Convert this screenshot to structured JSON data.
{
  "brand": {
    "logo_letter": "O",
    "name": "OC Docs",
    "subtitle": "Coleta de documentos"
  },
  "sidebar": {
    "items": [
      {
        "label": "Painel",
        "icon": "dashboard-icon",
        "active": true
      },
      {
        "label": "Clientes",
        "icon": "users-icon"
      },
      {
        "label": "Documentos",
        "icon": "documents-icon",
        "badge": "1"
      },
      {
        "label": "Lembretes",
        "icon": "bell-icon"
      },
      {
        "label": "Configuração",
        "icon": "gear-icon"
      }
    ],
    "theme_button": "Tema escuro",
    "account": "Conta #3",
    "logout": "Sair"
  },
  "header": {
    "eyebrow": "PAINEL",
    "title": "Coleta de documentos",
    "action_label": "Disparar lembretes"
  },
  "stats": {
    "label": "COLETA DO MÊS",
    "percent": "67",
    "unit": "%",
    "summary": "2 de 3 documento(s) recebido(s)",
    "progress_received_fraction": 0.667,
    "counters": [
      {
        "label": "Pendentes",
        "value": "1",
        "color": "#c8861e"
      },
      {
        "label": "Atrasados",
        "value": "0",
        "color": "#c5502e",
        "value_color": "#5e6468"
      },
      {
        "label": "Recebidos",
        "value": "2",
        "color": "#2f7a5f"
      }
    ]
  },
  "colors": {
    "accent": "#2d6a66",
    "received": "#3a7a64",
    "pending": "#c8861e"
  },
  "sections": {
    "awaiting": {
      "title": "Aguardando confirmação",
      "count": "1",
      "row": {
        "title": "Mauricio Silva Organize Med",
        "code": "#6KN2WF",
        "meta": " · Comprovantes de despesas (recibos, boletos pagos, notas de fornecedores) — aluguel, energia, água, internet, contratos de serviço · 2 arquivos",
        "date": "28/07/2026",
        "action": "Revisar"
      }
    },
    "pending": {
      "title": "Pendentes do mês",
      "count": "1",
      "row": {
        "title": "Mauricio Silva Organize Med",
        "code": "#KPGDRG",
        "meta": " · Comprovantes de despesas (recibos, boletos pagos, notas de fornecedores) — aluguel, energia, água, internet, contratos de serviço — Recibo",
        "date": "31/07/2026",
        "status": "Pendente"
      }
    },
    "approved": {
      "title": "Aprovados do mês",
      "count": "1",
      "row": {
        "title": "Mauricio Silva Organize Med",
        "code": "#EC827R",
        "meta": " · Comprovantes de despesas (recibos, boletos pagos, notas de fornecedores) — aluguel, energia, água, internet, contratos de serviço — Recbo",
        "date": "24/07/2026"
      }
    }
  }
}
● ● ●
DIRECTION: Using the listing above, pull out all lines that hold the word "serviço".

WRITTEN ANSWER:
        "meta": " · Comprovantes de despesas (recibos, boletos pagos, notas de fornecedores) — aluguel, energia, água, internet, contratos de serviço · 2 arquivos",
        "meta": " · Comprovantes de despesas (recibos, boletos pagos, notas de fornecedores) — aluguel, energia, água, internet, contratos de serviço — Recibo",
        "meta": " · Comprovantes de despesas (recibos, boletos pagos, notas de fornecedores) — aluguel, energia, água, internet, contratos de serviço — Recbo",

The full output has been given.